Raw data:
◆ ◆ ◆ ◆

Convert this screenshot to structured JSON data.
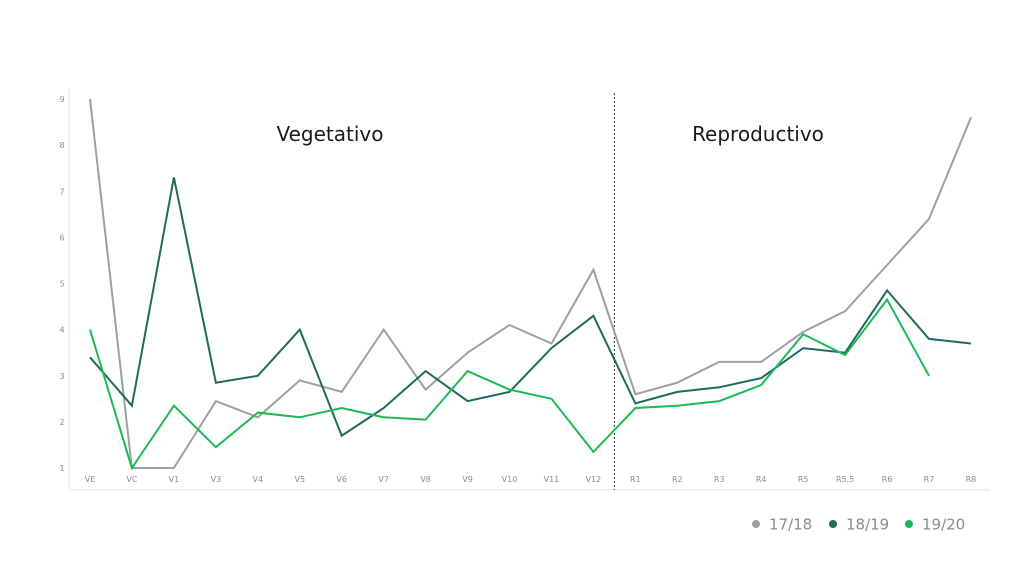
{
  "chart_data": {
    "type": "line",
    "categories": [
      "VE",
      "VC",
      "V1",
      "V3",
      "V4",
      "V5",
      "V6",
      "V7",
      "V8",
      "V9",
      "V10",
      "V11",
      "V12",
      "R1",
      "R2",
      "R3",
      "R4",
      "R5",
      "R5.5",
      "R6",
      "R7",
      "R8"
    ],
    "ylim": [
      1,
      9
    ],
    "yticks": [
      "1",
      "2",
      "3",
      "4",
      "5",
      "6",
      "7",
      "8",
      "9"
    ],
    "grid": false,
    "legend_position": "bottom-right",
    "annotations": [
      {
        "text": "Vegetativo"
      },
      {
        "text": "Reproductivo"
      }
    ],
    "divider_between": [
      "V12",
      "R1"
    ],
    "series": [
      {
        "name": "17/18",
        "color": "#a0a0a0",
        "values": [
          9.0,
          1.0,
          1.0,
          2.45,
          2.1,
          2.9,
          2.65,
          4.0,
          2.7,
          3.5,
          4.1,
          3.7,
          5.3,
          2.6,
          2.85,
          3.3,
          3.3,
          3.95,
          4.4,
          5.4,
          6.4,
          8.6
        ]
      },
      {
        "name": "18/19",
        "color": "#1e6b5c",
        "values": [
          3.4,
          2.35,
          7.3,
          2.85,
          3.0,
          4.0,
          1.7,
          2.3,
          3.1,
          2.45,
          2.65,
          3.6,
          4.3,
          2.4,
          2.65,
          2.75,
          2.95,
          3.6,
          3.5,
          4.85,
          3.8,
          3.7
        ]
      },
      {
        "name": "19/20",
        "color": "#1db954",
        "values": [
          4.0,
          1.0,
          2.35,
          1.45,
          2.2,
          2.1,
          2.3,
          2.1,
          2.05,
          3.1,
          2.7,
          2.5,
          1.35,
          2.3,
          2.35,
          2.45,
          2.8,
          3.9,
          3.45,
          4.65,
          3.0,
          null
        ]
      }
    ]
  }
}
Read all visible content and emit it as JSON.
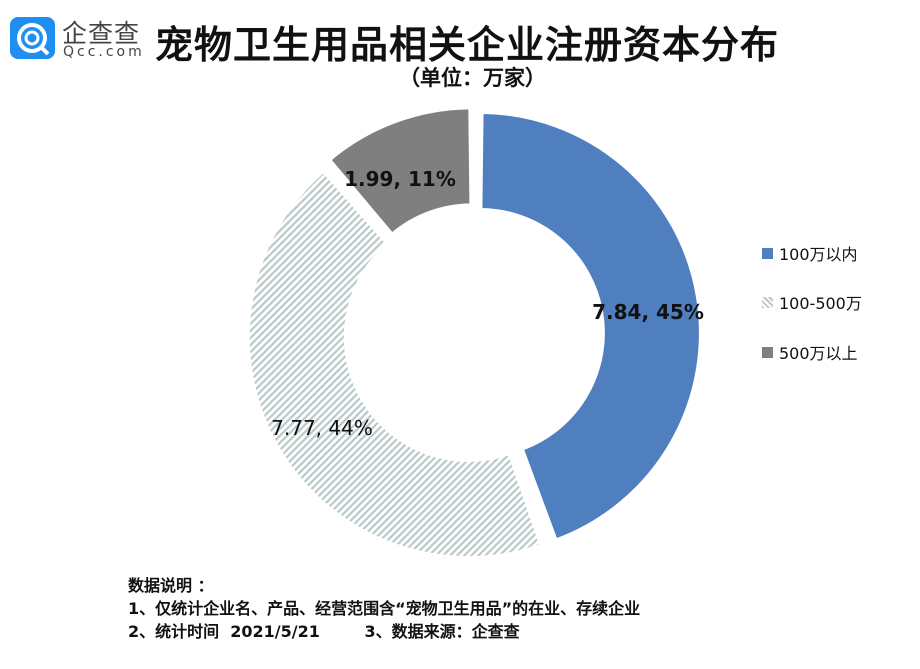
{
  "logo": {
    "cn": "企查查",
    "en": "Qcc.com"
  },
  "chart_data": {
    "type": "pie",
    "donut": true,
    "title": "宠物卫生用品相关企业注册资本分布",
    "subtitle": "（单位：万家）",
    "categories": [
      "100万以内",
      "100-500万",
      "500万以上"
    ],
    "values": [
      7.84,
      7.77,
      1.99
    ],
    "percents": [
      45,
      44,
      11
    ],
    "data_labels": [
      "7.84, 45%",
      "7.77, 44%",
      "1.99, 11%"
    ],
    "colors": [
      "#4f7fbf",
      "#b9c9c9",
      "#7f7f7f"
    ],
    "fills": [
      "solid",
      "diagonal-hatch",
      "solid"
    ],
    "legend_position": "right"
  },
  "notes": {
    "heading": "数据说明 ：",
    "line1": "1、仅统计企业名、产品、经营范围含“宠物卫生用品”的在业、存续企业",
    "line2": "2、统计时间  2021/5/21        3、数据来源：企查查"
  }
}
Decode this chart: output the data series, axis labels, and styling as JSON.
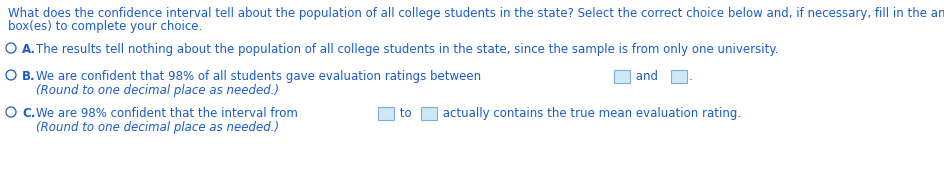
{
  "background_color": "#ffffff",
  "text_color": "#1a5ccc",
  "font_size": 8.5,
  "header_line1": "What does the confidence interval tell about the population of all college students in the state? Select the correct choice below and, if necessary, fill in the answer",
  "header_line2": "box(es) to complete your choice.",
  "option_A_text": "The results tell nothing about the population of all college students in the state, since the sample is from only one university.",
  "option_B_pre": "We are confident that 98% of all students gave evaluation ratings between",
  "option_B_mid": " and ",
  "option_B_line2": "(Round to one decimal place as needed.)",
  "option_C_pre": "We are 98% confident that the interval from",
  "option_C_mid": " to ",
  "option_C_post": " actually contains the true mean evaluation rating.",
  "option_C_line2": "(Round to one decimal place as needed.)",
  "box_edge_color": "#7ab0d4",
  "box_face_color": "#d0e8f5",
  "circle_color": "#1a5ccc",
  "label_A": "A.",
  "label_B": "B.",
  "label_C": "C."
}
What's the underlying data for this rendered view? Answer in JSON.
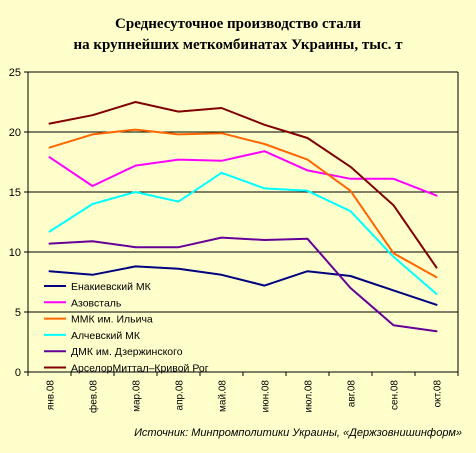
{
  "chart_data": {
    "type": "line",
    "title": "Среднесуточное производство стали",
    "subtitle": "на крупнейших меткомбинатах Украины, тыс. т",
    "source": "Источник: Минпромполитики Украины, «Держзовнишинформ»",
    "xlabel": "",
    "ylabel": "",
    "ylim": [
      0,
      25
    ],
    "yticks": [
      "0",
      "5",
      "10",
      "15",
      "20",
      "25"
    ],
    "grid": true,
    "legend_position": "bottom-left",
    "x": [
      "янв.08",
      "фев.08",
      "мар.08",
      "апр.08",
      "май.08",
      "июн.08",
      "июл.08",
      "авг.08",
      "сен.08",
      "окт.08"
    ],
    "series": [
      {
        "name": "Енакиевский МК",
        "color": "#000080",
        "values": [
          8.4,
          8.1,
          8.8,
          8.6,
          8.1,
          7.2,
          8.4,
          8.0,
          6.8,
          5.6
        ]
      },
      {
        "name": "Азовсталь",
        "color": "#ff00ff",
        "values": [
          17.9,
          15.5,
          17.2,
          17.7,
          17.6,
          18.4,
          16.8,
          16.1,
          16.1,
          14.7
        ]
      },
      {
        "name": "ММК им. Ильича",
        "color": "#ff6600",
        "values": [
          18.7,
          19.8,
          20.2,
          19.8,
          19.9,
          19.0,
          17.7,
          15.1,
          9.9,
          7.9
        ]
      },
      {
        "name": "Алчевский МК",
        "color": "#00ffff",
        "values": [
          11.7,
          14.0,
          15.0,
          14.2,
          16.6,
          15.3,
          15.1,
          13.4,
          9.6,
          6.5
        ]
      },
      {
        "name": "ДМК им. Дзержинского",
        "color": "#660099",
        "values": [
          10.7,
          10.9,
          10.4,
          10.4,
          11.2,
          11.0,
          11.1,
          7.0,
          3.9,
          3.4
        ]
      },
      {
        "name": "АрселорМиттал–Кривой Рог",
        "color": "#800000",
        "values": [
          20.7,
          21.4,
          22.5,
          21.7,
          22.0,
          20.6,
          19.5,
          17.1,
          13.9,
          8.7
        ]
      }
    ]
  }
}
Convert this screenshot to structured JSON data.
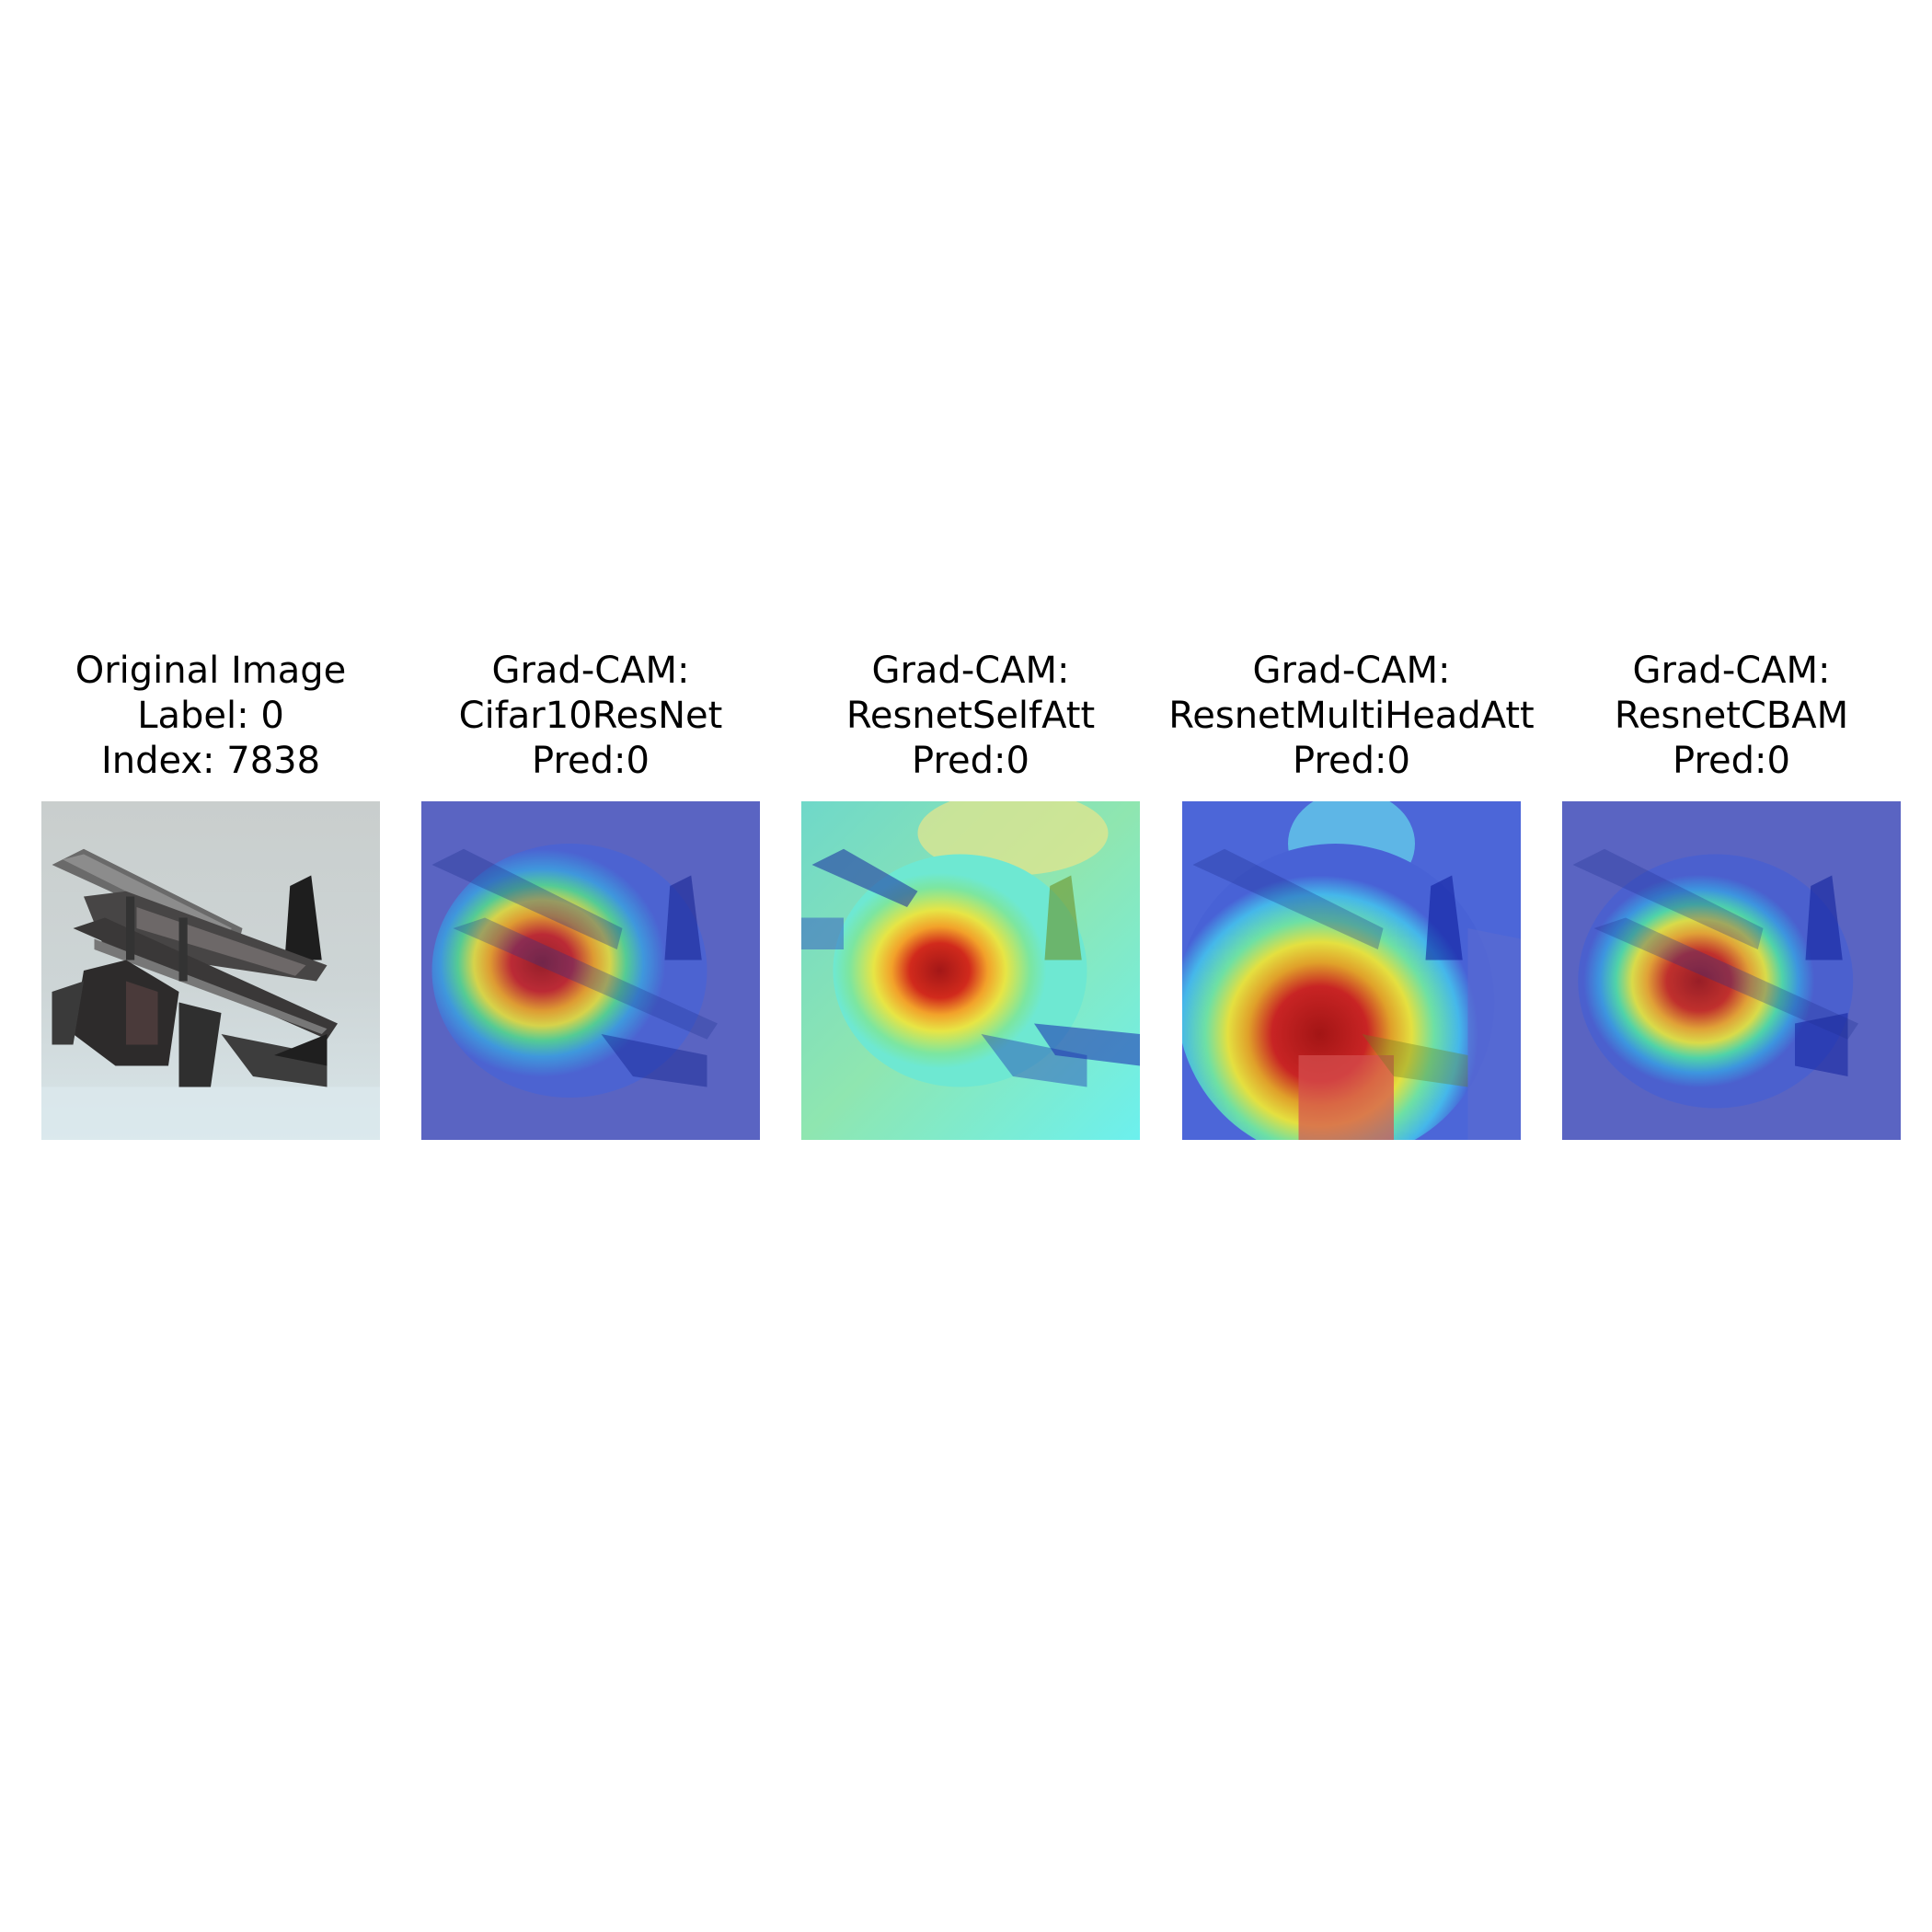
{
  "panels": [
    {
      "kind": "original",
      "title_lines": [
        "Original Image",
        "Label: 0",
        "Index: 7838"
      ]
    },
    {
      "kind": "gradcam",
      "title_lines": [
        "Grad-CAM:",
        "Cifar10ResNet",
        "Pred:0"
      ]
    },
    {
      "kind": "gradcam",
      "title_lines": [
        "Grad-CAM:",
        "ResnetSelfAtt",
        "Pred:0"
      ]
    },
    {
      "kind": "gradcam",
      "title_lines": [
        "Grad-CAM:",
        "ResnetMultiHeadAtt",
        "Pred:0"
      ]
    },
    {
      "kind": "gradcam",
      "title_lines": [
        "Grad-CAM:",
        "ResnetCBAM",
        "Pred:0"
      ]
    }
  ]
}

◆ ◆ ◆ ◆

Exercise task:
Go through the listing above and write it all out exactly, leaving out any picture.

Response to this task:
Convert this screenshot to structured JSON data.
{
  "chart_data": {
    "type": "line",
    "categories": [
      "VE",
      "VC",
      "V1",
      "V3",
      "V4",
      "V5",
      "V6",
      "V7",
      "V8",
      "V9",
      "V10",
      "V11",
      "V12",
      "R1",
      "R2",
      "R3",
      "R4",
      "R5",
      "R5.5",
      "R6",
      "R7",
      "R8"
    ],
    "ylim": [
      1,
      9
    ],
    "yticks": [
      "1",
      "2",
      "3",
      "4",
      "5",
      "6",
      "7",
      "8",
      "9"
    ],
    "grid": false,
    "legend_position": "bottom-right",
    "annotations": [
      {
        "text": "Vegetativo"
      },
      {
        "text": "Reproductivo"
      }
    ],
    "divider_between": [
      "V12",
      "R1"
    ],
    "series": [
      {
        "name": "17/18",
        "color": "#a0a0a0",
        "values": [
          9.0,
          1.0,
          1.0,
          2.45,
          2.1,
          2.9,
          2.65,
          4.0,
          2.7,
          3.5,
          4.1,
          3.7,
          5.3,
          2.6,
          2.85,
          3.3,
          3.3,
          3.95,
          4.4,
          5.4,
          6.4,
          8.6
        ]
      },
      {
        "name": "18/19",
        "color": "#1e6b5c",
        "values": [
          3.4,
          2.35,
          7.3,
          2.85,
          3.0,
          4.0,
          1.7,
          2.3,
          3.1,
          2.45,
          2.65,
          3.6,
          4.3,
          2.4,
          2.65,
          2.75,
          2.95,
          3.6,
          3.5,
          4.85,
          3.8,
          3.7
        ]
      },
      {
        "name": "19/20",
        "color": "#1db954",
        "values": [
          4.0,
          1.0,
          2.35,
          1.45,
          2.2,
          2.1,
          2.3,
          2.1,
          2.05,
          3.1,
          2.7,
          2.5,
          1.35,
          2.3,
          2.35,
          2.45,
          2.8,
          3.9,
          3.45,
          4.65,
          3.0,
          null
        ]
      }
    ]
  }
}
Read all visible content and emit it as JSON.
{
  "logo": {
    "cn": "企查查",
    "en": "Qcc.com"
  },
  "chart_data": {
    "type": "pie",
    "donut": true,
    "title": "宠物卫生用品相关企业注册资本分布",
    "subtitle": "（单位：万家）",
    "categories": [
      "100万以内",
      "100-500万",
      "500万以上"
    ],
    "values": [
      7.84,
      7.77,
      1.99
    ],
    "percents": [
      45,
      44,
      11
    ],
    "data_labels": [
      "7.84, 45%",
      "7.77, 44%",
      "1.99, 11%"
    ],
    "colors": [
      "#4f7fbf",
      "#b9c9c9",
      "#7f7f7f"
    ],
    "fills": [
      "solid",
      "diagonal-hatch",
      "solid"
    ],
    "legend_position": "right"
  },
  "notes": {
    "heading": "数据说明 ：",
    "line1": "1、仅统计企业名、产品、经营范围含“宠物卫生用品”的在业、存续企业",
    "line2": "2、统计时间  2021/5/21        3、数据来源：企查查"
  }
}
Decode this chart: output the data series, axis labels, and styling as JSON.
{
  "background_color": "#ffffff",
  "text_color": "#1a5ccc",
  "font_size": 8.5,
  "header_line1": "What does the confidence interval tell about the population of all college students in the state? Select the correct choice below and, if necessary, fill in the answer",
  "header_line2": "box(es) to complete your choice.",
  "option_A_text": "The results tell nothing about the population of all college students in the state, since the sample is from only one university.",
  "option_B_pre": "We are confident that 98% of all students gave evaluation ratings between",
  "option_B_mid": " and ",
  "option_B_line2": "(Round to one decimal place as needed.)",
  "option_C_pre": "We are 98% confident that the interval from",
  "option_C_mid": " to ",
  "option_C_post": " actually contains the true mean evaluation rating.",
  "option_C_line2": "(Round to one decimal place as needed.)",
  "box_edge_color": "#7ab0d4",
  "box_face_color": "#d0e8f5",
  "circle_color": "#1a5ccc",
  "label_A": "A.",
  "label_B": "B.",
  "label_C": "C."
}
What's the underlying data for this rendered view? Answer in JSON.
{
  "chart_data": {
    "type": "line",
    "title": "Среднесуточное производство стали",
    "subtitle": "на крупнейших меткомбинатах Украины, тыс. т",
    "source": "Источник: Минпромполитики Украины, «Держзовнишинформ»",
    "xlabel": "",
    "ylabel": "",
    "ylim": [
      0,
      25
    ],
    "yticks": [
      "0",
      "5",
      "10",
      "15",
      "20",
      "25"
    ],
    "grid": true,
    "legend_position": "bottom-left",
    "x": [
      "янв.08",
      "фев.08",
      "мар.08",
      "апр.08",
      "май.08",
      "июн.08",
      "июл.08",
      "авг.08",
      "сен.08",
      "окт.08"
    ],
    "series": [
      {
        "name": "Енакиевский МК",
        "color": "#000080",
        "values": [
          8.4,
          8.1,
          8.8,
          8.6,
          8.1,
          7.2,
          8.4,
          8.0,
          6.8,
          5.6
        ]
      },
      {
        "name": "Азовсталь",
        "color": "#ff00ff",
        "values": [
          17.9,
          15.5,
          17.2,
          17.7,
          17.6,
          18.4,
          16.8,
          16.1,
          16.1,
          14.7
        ]
      },
      {
        "name": "ММК им. Ильича",
        "color": "#ff6600",
        "values": [
          18.7,
          19.8,
          20.2,
          19.8,
          19.9,
          19.0,
          17.7,
          15.1,
          9.9,
          7.9
        ]
      },
      {
        "name": "Алчевский МК",
        "color": "#00ffff",
        "values": [
          11.7,
          14.0,
          15.0,
          14.2,
          16.6,
          15.3,
          15.1,
          13.4,
          9.6,
          6.5
        ]
      },
      {
        "name": "ДМК им. Дзержинского",
        "color": "#660099",
        "values": [
          10.7,
          10.9,
          10.4,
          10.4,
          11.2,
          11.0,
          11.1,
          7.0,
          3.9,
          3.4
        ]
      },
      {
        "name": "АрселорМиттал–Кривой Рог",
        "color": "#800000",
        "values": [
          20.7,
          21.4,
          22.5,
          21.7,
          22.0,
          20.6,
          19.5,
          17.1,
          13.9,
          8.7
        ]
      }
    ]
  }
}
Convert this screenshot to structured JSON data.
{
  "panels": [
    {
      "kind": "original",
      "title_lines": [
        "Original Image",
        "Label: 0",
        "Index: 7838"
      ]
    },
    {
      "kind": "gradcam",
      "title_lines": [
        "Grad-CAM:",
        "Cifar10ResNet",
        "Pred:0"
      ]
    },
    {
      "kind": "gradcam",
      "title_lines": [
        "Grad-CAM:",
        "ResnetSelfAtt",
        "Pred:0"
      ]
    },
    {
      "kind": "gradcam",
      "title_lines": [
        "Grad-CAM:",
        "ResnetMultiHeadAtt",
        "Pred:0"
      ]
    },
    {
      "kind": "gradcam",
      "title_lines": [
        "Grad-CAM:",
        "ResnetCBAM",
        "Pred:0"
      ]
    }
  ]
}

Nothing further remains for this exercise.